(Exercise):
Copy the records exactly. Include every line.

Data to use section start

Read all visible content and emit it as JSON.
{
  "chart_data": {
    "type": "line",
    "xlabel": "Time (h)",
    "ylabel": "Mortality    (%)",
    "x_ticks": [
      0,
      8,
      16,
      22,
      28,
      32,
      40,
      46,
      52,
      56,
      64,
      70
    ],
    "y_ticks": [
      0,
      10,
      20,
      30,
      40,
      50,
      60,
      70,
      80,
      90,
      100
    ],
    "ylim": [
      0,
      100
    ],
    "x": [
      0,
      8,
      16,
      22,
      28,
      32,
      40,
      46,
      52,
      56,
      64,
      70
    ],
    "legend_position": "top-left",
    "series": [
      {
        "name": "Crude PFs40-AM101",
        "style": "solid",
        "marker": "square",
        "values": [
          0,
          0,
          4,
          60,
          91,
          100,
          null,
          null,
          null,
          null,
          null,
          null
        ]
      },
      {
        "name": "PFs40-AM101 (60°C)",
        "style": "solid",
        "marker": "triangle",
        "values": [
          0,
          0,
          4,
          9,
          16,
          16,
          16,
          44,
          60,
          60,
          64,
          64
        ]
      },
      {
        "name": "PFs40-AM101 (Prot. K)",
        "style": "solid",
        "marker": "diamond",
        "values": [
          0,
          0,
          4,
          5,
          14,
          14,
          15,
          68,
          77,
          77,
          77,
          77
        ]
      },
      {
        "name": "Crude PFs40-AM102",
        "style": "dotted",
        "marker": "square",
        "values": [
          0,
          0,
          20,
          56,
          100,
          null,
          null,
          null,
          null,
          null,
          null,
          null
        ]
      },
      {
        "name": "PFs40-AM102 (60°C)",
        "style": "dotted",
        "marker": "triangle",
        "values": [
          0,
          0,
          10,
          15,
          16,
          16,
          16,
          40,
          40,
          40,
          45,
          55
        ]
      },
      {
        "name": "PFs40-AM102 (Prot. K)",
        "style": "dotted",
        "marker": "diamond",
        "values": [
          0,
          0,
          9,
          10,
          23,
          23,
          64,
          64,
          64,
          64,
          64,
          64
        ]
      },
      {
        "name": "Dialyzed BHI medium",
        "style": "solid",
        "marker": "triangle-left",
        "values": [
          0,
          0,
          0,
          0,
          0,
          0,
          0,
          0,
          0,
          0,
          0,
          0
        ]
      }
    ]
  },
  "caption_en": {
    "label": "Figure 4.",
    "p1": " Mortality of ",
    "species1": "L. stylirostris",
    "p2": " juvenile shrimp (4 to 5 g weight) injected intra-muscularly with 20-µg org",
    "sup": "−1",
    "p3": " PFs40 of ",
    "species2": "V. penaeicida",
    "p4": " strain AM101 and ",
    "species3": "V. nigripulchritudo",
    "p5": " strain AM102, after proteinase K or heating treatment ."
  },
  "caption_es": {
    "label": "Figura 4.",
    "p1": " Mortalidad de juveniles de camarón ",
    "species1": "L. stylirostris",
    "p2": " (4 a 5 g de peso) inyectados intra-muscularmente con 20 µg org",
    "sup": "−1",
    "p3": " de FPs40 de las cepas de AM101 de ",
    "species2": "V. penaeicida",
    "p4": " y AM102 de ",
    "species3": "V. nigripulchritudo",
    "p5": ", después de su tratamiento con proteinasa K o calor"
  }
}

Data to use section end

(Result):
Read all visible content and emit it as JSON.
{
  "chart_data": {
    "type": "line",
    "xlabel": "Time (h)",
    "ylabel": "Mortality    (%)",
    "x_ticks": [
      0,
      8,
      16,
      22,
      28,
      32,
      40,
      46,
      52,
      56,
      64,
      70
    ],
    "y_ticks": [
      0,
      10,
      20,
      30,
      40,
      50,
      60,
      70,
      80,
      90,
      100
    ],
    "ylim": [
      0,
      100
    ],
    "x": [
      0,
      8,
      16,
      22,
      28,
      32,
      40,
      46,
      52,
      56,
      64,
      70
    ],
    "legend_position": "top-left",
    "series": [
      {
        "name": "Crude PFs40-AM101",
        "style": "solid",
        "marker": "square",
        "values": [
          0,
          0,
          4,
          60,
          91,
          100,
          null,
          null,
          null,
          null,
          null,
          null
        ]
      },
      {
        "name": "PFs40-AM101 (60°C)",
        "style": "solid",
        "marker": "triangle",
        "values": [
          0,
          0,
          4,
          9,
          16,
          16,
          16,
          44,
          60,
          60,
          64,
          64
        ]
      },
      {
        "name": "PFs40-AM101 (Prot. K)",
        "style": "solid",
        "marker": "diamond",
        "values": [
          0,
          0,
          4,
          5,
          14,
          14,
          15,
          68,
          77,
          77,
          77,
          77
        ]
      },
      {
        "name": "Crude PFs40-AM102",
        "style": "dotted",
        "marker": "square",
        "values": [
          0,
          0,
          20,
          56,
          100,
          null,
          null,
          null,
          null,
          null,
          null,
          null
        ]
      },
      {
        "name": "PFs40-AM102 (60°C)",
        "style": "dotted",
        "marker": "triangle",
        "values": [
          0,
          0,
          10,
          15,
          16,
          16,
          16,
          40,
          40,
          40,
          45,
          55
        ]
      },
      {
        "name": "PFs40-AM102 (Prot. K)",
        "style": "dotted",
        "marker": "diamond",
        "values": [
          0,
          0,
          9,
          10,
          23,
          23,
          64,
          64,
          64,
          64,
          64,
          64
        ]
      },
      {
        "name": "Dialyzed BHI medium",
        "style": "solid",
        "marker": "triangle-left",
        "values": [
          0,
          0,
          0,
          0,
          0,
          0,
          0,
          0,
          0,
          0,
          0,
          0
        ]
      }
    ]
  },
  "caption_en": {
    "label": "Figure 4.",
    "p1": " Mortality of ",
    "species1": "L. stylirostris",
    "p2": " juvenile shrimp (4 to 5 g weight) injected intra-muscularly with 20-µg org",
    "sup": "−1",
    "p3": " PFs40 of ",
    "species2": "V. penaeicida",
    "p4": " strain AM101 and ",
    "species3": "V. nigripulchritudo",
    "p5": " strain AM102, after proteinase K or heating treatment ."
  },
  "caption_es": {
    "label": "Figura 4.",
    "p1": " Mortalidad de juveniles de camarón ",
    "species1": "L. stylirostris",
    "p2": " (4 a 5 g de peso) inyectados intra-muscularmente con 20 µg org",
    "sup": "−1",
    "p3": " de FPs40 de las cepas de AM101 de ",
    "species2": "V. penaeicida",
    "p4": " y AM102 de ",
    "species3": "V. nigripulchritudo",
    "p5": ", después de su tratamiento con proteinasa K o calor"
  }
}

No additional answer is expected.